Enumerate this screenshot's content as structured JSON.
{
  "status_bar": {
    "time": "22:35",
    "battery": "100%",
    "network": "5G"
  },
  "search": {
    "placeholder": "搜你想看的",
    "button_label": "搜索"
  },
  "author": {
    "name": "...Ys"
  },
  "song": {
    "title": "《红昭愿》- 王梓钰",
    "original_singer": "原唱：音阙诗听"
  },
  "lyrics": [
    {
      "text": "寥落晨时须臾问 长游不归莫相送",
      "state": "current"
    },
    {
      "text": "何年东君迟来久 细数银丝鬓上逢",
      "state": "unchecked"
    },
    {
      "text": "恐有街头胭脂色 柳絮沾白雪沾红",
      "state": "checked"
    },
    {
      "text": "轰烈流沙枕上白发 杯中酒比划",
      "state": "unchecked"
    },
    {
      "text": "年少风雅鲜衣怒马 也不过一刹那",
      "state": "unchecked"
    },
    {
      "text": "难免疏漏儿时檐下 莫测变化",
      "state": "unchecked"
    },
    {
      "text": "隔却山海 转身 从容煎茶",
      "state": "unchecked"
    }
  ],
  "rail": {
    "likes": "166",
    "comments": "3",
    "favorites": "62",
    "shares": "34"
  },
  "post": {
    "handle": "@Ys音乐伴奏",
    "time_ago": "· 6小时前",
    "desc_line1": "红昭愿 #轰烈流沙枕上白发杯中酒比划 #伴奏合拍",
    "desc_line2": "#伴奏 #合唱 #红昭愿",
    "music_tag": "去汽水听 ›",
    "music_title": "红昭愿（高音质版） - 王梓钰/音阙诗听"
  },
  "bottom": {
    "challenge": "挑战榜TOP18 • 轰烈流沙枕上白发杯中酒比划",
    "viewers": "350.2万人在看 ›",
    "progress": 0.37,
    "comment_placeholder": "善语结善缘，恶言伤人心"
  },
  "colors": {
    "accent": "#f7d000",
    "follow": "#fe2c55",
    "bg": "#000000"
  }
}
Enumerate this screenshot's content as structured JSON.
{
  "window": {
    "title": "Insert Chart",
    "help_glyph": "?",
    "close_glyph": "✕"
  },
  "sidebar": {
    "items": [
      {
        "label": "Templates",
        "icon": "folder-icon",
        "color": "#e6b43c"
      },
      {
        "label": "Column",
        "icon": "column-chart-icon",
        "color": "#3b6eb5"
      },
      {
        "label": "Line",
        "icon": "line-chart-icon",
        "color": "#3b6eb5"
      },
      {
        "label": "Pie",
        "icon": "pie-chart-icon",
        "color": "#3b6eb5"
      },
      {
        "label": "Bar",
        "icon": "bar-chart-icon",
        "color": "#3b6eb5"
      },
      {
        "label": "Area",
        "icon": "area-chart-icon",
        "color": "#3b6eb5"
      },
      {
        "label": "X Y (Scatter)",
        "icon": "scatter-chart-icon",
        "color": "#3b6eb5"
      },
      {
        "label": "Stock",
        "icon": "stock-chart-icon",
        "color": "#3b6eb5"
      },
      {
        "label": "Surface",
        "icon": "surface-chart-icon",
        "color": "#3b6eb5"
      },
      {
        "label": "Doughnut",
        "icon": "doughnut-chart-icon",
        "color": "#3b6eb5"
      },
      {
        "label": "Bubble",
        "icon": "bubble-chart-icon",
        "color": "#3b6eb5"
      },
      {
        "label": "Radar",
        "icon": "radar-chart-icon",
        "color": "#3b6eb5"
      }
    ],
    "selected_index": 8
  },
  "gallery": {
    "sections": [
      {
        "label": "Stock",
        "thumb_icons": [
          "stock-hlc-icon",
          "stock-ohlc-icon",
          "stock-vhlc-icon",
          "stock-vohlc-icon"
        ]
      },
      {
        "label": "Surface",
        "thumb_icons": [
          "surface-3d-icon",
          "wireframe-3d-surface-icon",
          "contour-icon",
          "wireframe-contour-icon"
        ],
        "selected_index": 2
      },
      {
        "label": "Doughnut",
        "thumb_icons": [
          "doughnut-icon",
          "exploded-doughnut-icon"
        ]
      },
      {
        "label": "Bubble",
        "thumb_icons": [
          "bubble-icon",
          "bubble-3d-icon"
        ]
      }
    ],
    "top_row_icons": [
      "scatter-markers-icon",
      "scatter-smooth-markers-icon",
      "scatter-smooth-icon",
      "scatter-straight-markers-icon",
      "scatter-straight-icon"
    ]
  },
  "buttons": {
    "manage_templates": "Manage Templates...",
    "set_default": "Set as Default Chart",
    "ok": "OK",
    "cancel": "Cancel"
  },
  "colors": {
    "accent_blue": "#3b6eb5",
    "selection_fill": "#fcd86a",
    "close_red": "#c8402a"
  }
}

--------------------

_OBJECTIVE_
Write out all of the records above exactly as they appear.

_EXERCISE RESPONSE_
Enumerate this screenshot's content as structured JSON.
{
  "status_bar": {
    "time": "22:35",
    "battery": "100%",
    "network": "5G"
  },
  "search": {
    "placeholder": "搜你想看的",
    "button_label": "搜索"
  },
  "author": {
    "name": "...Ys"
  },
  "song": {
    "title": "《红昭愿》- 王梓钰",
    "original_singer": "原唱：音阙诗听"
  },
  "lyrics": [
    {
      "text": "寥落晨时须臾问 长游不归莫相送",
      "state": "current"
    },
    {
      "text": "何年东君迟来久 细数银丝鬓上逢",
      "state": "unchecked"
    },
    {
      "text": "恐有街头胭脂色 柳絮沾白雪沾红",
      "state": "checked"
    },
    {
      "text": "轰烈流沙枕上白发 杯中酒比划",
      "state": "unchecked"
    },
    {
      "text": "年少风雅鲜衣怒马 也不过一刹那",
      "state": "unchecked"
    },
    {
      "text": "难免疏漏儿时檐下 莫测变化",
      "state": "unchecked"
    },
    {
      "text": "隔却山海 转身 从容煎茶",
      "state": "unchecked"
    }
  ],
  "rail": {
    "likes": "166",
    "comments": "3",
    "favorites": "62",
    "shares": "34"
  },
  "post": {
    "handle": "@Ys音乐伴奏",
    "time_ago": "· 6小时前",
    "desc_line1": "红昭愿 #轰烈流沙枕上白发杯中酒比划 #伴奏合拍",
    "desc_line2": "#伴奏 #合唱 #红昭愿",
    "music_tag": "去汽水听 ›",
    "music_title": "红昭愿（高音质版） - 王梓钰/音阙诗听"
  },
  "bottom": {
    "challenge": "挑战榜TOP18 • 轰烈流沙枕上白发杯中酒比划",
    "viewers": "350.2万人在看 ›",
    "progress": 0.37,
    "comment_placeholder": "善语结善缘，恶言伤人心"
  },
  "colors": {
    "accent": "#f7d000",
    "follow": "#fe2c55",
    "bg": "#000000"
  }
}
Enumerate this screenshot's content as structured JSON.
{
  "window": {
    "title": "Insert Chart",
    "help_glyph": "?",
    "close_glyph": "✕"
  },
  "sidebar": {
    "items": [
      {
        "label": "Templates",
        "icon": "folder-icon",
        "color": "#e6b43c"
      },
      {
        "label": "Column",
        "icon": "column-chart-icon",
        "color": "#3b6eb5"
      },
      {
        "label": "Line",
        "icon": "line-chart-icon",
        "color": "#3b6eb5"
      },
      {
        "label": "Pie",
        "icon": "pie-chart-icon",
        "color": "#3b6eb5"
      },
      {
        "label": "Bar",
        "icon": "bar-chart-icon",
        "color": "#3b6eb5"
      },
      {
        "label": "Area",
        "icon": "area-chart-icon",
        "color": "#3b6eb5"
      },
      {
        "label": "X Y (Scatter)",
        "icon": "scatter-chart-icon",
        "color": "#3b6eb5"
      },
      {
        "label": "Stock",
        "icon": "stock-chart-icon",
        "color": "#3b6eb5"
      },
      {
        "label": "Surface",
        "icon": "surface-chart-icon",
        "color": "#3b6eb5"
      },
      {
        "label": "Doughnut",
        "icon": "doughnut-chart-icon",
        "color": "#3b6eb5"
      },
      {
        "label": "Bubble",
        "icon": "bubble-chart-icon",
        "color": "#3b6eb5"
      },
      {
        "label": "Radar",
        "icon": "radar-chart-icon",
        "color": "#3b6eb5"
      }
    ],
    "selected_index": 8
  },
  "gallery": {
    "sections": [
      {
        "label": "Stock",
        "thumb_icons": [
          "stock-hlc-icon",
          "stock-ohlc-icon",
          "stock-vhlc-icon",
          "stock-vohlc-icon"
        ]
      },
      {
        "label": "Surface",
        "thumb_icons": [
          "surface-3d-icon",
          "wireframe-3d-surface-icon",
          "contour-icon",
          "wireframe-contour-icon"
        ],
        "selected_index": 2
      },
      {
        "label": "Doughnut",
        "thumb_icons": [
          "doughnut-icon",
          "exploded-doughnut-icon"
        ]
      },
      {
        "label": "Bubble",
        "thumb_icons": [
          "bubble-icon",
          "bubble-3d-icon"
        ]
      }
    ],
    "top_row_icons": [
      "scatter-markers-icon",
      "scatter-smooth-markers-icon",
      "scatter-smooth-icon",
      "scatter-straight-markers-icon",
      "scatter-straight-icon"
    ]
  },
  "buttons": {
    "manage_templates": "Manage Templates...",
    "set_default": "Set as Default Chart",
    "ok": "OK",
    "cancel": "Cancel"
  },
  "colors": {
    "accent_blue": "#3b6eb5",
    "selection_fill": "#fcd86a",
    "close_red": "#c8402a"
  }
}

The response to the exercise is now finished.